» **Data to process**
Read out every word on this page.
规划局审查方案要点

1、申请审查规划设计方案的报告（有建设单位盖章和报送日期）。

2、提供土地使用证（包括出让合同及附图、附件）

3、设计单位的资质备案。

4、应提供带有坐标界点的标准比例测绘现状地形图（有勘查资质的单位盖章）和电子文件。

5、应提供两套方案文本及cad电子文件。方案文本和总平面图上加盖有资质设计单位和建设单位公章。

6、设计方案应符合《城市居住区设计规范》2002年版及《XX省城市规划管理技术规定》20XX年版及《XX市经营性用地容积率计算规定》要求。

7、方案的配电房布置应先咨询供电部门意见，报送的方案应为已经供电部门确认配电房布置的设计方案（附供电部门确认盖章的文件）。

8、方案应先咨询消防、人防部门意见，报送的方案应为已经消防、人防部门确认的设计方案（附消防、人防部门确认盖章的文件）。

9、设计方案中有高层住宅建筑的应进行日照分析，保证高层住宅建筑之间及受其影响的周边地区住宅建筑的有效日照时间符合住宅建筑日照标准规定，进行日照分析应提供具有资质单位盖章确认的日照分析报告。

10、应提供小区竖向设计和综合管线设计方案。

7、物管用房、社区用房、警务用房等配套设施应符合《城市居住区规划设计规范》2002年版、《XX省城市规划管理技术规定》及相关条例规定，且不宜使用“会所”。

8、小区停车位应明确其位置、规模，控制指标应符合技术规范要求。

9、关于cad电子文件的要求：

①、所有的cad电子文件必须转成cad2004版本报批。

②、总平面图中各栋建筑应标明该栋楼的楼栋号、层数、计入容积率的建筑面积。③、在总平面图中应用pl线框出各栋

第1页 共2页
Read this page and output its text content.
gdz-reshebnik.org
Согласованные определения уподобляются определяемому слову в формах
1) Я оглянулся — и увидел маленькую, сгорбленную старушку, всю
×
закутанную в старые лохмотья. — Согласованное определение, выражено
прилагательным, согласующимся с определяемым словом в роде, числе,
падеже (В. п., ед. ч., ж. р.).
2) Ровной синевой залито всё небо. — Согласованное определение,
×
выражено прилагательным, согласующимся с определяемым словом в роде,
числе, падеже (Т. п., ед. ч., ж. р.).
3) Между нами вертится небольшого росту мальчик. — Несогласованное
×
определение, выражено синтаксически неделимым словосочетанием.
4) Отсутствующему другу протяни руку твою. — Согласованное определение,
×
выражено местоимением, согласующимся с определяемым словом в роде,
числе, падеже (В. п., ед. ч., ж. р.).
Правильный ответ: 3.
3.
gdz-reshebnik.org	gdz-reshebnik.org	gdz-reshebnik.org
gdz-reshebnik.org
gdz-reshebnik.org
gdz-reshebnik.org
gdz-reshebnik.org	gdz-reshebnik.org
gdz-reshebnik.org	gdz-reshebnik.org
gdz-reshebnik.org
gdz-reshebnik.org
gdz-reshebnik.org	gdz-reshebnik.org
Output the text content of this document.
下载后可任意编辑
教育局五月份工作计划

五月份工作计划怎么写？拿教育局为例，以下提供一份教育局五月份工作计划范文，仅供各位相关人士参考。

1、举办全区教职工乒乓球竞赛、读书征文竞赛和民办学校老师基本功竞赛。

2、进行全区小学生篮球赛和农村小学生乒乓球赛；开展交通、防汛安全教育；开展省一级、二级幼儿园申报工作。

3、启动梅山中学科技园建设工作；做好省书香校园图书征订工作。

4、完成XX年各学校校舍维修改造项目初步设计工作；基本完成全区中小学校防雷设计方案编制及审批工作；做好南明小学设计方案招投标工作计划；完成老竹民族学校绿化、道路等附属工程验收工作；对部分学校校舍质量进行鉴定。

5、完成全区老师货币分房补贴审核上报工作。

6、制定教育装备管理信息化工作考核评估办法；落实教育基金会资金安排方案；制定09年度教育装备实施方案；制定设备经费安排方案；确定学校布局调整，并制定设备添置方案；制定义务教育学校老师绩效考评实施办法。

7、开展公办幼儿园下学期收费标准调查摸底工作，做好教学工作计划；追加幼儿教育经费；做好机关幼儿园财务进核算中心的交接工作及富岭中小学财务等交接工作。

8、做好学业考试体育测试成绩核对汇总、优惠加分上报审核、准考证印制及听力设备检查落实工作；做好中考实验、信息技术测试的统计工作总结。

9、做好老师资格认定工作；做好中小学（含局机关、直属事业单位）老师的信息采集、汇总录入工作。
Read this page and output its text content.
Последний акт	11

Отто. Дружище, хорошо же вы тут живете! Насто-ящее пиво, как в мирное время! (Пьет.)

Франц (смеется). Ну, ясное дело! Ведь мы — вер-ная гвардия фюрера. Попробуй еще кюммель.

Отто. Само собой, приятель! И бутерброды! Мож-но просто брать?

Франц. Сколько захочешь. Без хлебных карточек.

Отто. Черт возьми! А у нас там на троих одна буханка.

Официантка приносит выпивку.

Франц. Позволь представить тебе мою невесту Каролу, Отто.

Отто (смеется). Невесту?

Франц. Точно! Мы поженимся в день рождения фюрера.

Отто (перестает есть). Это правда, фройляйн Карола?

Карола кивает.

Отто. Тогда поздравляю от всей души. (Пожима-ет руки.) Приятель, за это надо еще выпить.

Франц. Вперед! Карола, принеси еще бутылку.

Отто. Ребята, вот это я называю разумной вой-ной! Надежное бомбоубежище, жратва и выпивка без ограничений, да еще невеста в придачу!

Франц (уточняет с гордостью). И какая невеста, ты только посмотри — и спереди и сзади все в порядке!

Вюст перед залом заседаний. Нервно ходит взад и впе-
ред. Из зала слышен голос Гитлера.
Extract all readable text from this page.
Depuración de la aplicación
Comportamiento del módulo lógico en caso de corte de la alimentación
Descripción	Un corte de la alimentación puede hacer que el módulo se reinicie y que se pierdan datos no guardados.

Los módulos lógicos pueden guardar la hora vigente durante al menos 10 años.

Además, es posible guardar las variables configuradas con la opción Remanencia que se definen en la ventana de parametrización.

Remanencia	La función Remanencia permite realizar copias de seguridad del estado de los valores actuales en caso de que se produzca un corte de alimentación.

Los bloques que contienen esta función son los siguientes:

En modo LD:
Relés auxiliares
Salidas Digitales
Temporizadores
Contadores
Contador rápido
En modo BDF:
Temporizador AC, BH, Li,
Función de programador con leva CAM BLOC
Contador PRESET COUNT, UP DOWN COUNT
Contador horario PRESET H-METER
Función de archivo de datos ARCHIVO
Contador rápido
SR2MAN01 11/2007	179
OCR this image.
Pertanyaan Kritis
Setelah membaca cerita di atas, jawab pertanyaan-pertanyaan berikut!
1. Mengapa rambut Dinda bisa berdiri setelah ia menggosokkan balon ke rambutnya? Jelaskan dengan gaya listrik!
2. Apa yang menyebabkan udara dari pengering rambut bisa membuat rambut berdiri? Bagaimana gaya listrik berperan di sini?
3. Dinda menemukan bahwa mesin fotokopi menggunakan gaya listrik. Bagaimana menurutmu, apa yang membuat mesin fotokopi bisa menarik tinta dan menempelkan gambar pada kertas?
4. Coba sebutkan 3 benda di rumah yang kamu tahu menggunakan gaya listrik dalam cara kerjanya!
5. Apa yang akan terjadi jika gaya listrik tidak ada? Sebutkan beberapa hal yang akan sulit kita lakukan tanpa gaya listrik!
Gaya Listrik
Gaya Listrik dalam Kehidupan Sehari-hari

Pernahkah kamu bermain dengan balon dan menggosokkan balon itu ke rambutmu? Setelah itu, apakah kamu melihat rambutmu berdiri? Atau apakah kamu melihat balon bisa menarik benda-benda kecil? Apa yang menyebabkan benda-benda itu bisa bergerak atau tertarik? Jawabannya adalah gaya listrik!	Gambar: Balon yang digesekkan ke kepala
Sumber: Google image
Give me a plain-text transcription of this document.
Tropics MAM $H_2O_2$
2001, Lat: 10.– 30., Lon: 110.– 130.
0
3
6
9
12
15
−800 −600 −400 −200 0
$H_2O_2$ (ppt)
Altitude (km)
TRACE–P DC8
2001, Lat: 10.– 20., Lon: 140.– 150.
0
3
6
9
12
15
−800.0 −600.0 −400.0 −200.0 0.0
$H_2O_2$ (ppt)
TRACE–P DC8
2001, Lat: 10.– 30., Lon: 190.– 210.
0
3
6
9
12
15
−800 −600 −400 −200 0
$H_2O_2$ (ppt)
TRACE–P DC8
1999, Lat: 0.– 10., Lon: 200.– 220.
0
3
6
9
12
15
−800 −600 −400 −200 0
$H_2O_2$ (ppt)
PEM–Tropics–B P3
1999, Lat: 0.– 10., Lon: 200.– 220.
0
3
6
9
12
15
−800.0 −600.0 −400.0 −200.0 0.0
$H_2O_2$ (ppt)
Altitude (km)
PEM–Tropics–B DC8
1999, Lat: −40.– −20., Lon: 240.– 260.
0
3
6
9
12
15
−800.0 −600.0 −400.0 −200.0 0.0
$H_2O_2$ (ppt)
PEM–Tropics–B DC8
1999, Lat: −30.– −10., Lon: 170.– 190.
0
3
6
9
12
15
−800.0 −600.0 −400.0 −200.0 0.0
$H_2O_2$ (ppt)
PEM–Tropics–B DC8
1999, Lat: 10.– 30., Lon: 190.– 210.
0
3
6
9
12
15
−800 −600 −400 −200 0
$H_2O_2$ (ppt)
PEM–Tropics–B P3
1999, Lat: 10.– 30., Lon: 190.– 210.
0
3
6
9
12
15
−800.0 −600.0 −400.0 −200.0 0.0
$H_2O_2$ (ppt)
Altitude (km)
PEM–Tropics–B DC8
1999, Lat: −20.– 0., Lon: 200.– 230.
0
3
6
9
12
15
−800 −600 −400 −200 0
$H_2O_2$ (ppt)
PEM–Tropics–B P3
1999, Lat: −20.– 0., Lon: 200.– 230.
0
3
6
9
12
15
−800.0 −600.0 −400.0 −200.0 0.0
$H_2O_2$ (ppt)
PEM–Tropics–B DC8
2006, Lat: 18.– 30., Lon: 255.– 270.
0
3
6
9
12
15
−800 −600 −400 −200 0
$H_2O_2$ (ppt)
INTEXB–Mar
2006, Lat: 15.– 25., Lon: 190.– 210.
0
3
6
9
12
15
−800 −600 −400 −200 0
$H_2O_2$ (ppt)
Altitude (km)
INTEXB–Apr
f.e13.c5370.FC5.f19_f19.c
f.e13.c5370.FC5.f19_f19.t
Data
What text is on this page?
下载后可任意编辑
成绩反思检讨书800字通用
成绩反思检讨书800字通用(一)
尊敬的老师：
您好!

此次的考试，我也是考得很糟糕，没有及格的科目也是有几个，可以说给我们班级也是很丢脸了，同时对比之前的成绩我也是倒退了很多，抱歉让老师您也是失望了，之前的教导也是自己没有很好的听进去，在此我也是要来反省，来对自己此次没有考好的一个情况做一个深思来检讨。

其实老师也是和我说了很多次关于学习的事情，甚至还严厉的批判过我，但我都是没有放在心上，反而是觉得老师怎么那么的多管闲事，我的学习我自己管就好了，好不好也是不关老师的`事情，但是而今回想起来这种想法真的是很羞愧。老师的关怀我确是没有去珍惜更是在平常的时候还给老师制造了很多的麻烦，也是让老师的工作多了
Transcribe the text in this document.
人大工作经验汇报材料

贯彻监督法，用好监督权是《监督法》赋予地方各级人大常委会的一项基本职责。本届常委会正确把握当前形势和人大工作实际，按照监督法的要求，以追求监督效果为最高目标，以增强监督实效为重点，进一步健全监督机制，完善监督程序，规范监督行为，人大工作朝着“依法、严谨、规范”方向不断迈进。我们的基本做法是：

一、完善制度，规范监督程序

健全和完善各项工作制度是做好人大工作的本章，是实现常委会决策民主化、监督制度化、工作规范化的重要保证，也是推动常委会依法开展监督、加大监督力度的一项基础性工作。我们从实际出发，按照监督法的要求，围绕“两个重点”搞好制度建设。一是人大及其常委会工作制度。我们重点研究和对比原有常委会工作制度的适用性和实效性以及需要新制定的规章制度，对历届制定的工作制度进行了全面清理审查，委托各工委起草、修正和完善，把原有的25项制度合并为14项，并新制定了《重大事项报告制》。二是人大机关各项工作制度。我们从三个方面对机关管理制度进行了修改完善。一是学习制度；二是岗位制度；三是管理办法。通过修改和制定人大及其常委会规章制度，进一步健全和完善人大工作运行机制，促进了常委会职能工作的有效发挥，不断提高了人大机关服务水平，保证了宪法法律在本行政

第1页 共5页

» **Written task**
In the records above, find each line that holds the word "kamu"; copy all such lines.

» **Written solution**
4. Coba sebutkan 3 benda di rumah yang kamu tahu menggunakan gaya listrik dalam cara kerjanya!
Pernahkah kamu bermain dengan balon dan menggosokkan balon itu ke rambutmu? Setelah itu, apakah kamu melihat rambutmu berdiri? Atau apakah kamu melihat balon bisa menarik benda-benda kecil? Apa yang menyebabkan benda-benda itu bisa bergerak atau tertarik? Jawabannya adalah gaya listrik!	Gambar: Balon yang digesekkan ke kepala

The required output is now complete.